_GIVEN EXERCISE_.
Filter these entries, keeping only lines that hold the word "chevron".

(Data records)
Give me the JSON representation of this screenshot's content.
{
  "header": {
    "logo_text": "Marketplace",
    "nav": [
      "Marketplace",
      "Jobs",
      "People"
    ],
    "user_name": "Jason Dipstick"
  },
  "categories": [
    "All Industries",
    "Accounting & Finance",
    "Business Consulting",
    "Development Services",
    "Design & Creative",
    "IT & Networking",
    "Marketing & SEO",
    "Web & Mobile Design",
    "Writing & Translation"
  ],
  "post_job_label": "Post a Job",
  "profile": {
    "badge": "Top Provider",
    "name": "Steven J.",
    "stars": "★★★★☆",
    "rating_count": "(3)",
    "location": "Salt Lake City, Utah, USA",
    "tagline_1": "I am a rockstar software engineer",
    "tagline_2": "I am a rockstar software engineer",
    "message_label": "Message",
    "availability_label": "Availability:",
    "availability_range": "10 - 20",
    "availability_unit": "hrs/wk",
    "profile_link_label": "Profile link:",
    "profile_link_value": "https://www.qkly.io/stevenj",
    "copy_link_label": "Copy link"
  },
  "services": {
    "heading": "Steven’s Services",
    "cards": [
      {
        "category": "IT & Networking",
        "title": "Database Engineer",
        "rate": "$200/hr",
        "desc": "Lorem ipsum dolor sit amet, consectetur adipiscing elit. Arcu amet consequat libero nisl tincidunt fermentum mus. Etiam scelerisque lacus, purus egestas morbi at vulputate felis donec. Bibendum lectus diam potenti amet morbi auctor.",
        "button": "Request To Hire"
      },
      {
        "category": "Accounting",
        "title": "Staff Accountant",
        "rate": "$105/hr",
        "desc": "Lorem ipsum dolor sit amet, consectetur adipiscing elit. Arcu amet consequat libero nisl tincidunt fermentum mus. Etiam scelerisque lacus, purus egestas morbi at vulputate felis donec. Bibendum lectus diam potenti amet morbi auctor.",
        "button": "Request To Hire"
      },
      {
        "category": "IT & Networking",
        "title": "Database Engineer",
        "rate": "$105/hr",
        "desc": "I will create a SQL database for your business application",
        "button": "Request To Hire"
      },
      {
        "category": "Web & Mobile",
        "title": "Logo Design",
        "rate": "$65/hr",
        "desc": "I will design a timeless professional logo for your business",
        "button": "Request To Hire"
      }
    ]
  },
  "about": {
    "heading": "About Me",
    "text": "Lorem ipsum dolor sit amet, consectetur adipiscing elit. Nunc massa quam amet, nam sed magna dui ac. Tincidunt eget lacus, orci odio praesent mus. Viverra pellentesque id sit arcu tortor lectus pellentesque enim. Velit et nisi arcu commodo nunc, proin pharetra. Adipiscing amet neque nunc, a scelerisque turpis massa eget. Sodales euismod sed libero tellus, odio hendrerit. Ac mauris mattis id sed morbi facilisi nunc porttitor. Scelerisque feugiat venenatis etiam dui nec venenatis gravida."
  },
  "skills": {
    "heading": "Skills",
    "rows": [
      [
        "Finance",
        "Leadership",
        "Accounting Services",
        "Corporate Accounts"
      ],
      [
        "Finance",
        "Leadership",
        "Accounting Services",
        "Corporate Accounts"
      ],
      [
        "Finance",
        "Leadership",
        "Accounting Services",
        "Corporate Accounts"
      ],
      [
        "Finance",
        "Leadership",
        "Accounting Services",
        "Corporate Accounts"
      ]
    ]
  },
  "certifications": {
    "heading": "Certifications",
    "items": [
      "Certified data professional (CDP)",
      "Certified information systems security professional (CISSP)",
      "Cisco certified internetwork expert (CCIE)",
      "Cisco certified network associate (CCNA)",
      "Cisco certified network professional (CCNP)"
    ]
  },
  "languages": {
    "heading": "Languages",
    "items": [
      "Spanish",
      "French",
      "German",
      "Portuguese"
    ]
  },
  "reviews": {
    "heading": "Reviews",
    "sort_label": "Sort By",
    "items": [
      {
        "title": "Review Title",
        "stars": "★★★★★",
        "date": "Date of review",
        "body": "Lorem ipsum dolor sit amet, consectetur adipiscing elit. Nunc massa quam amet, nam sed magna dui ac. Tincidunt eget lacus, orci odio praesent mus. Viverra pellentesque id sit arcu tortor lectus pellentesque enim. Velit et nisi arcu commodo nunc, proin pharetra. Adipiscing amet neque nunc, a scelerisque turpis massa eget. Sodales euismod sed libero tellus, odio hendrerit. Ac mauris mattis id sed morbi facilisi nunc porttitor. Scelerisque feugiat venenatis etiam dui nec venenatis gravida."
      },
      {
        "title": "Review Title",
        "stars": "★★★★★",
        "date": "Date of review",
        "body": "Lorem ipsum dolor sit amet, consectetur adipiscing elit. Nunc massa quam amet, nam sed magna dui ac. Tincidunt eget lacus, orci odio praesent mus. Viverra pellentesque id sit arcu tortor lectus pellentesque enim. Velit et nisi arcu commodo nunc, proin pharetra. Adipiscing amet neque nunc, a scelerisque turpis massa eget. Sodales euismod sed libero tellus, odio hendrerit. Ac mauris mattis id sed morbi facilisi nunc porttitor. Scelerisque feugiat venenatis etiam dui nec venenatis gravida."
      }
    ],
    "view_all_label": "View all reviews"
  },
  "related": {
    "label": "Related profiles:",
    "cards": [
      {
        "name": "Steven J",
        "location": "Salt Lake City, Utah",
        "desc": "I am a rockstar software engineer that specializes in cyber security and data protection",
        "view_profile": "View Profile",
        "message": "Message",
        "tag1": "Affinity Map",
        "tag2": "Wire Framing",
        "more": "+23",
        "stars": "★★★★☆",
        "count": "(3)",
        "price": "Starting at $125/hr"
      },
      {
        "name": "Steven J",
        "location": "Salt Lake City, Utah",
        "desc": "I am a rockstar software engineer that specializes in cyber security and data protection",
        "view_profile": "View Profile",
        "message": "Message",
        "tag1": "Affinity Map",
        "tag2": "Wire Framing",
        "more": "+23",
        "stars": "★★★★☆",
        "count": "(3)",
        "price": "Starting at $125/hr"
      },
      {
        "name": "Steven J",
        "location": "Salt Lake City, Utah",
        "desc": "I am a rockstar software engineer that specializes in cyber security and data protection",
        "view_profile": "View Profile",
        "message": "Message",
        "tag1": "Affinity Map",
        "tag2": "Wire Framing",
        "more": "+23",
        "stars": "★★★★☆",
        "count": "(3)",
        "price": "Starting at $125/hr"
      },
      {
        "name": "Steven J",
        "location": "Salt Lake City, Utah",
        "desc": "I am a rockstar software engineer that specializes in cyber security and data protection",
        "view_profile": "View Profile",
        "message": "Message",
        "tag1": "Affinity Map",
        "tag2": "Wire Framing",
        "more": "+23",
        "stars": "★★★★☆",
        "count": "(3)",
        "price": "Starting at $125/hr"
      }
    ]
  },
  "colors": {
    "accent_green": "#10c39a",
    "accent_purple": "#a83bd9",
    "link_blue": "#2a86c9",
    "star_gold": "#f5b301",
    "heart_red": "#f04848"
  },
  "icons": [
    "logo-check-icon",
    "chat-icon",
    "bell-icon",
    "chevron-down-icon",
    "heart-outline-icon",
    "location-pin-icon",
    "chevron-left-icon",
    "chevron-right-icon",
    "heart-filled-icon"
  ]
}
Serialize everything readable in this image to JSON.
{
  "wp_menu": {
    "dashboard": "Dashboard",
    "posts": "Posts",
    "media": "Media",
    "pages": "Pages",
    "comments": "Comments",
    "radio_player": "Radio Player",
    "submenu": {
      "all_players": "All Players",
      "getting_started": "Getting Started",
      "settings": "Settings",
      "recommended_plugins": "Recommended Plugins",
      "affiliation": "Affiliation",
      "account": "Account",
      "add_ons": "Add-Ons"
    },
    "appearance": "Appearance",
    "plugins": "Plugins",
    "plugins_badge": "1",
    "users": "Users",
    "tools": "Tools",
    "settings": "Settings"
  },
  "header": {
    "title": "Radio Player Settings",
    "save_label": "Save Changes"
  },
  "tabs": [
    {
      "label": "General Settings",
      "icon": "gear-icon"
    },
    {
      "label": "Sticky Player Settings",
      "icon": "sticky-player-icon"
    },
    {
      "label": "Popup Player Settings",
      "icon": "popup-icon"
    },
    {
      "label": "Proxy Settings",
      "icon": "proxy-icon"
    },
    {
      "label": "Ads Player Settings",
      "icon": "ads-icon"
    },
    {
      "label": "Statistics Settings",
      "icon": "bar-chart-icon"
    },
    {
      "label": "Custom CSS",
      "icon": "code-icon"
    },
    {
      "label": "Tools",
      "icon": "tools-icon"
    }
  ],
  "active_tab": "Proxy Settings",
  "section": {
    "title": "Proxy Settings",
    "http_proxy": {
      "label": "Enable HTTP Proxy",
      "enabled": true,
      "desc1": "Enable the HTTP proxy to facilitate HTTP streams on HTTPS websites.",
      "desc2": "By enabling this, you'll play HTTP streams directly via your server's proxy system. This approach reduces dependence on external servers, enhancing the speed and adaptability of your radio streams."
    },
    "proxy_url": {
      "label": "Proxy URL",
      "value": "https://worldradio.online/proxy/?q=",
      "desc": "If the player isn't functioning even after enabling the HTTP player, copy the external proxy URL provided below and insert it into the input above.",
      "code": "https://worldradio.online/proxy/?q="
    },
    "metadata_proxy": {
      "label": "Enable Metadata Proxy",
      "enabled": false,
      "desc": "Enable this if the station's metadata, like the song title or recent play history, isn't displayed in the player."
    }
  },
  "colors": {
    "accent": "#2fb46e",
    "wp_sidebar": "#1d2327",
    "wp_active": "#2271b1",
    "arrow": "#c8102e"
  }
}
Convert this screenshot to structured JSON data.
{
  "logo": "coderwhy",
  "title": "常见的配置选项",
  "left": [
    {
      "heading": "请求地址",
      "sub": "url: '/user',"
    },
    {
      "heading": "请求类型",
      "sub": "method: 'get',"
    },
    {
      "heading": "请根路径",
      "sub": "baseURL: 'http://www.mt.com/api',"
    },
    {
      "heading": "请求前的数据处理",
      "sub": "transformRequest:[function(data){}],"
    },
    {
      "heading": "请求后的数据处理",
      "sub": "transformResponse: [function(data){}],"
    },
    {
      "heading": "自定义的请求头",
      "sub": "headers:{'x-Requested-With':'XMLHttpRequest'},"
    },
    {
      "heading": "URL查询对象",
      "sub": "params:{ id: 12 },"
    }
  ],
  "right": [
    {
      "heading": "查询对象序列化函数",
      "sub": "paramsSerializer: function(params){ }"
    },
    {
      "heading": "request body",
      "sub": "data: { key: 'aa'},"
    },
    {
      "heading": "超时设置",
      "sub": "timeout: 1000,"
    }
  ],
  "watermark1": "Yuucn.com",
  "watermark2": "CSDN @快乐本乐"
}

_WRITTEN ANSWER_.
    "chevron-down-icon",
    "chevron-left-icon",
    "chevron-right-icon",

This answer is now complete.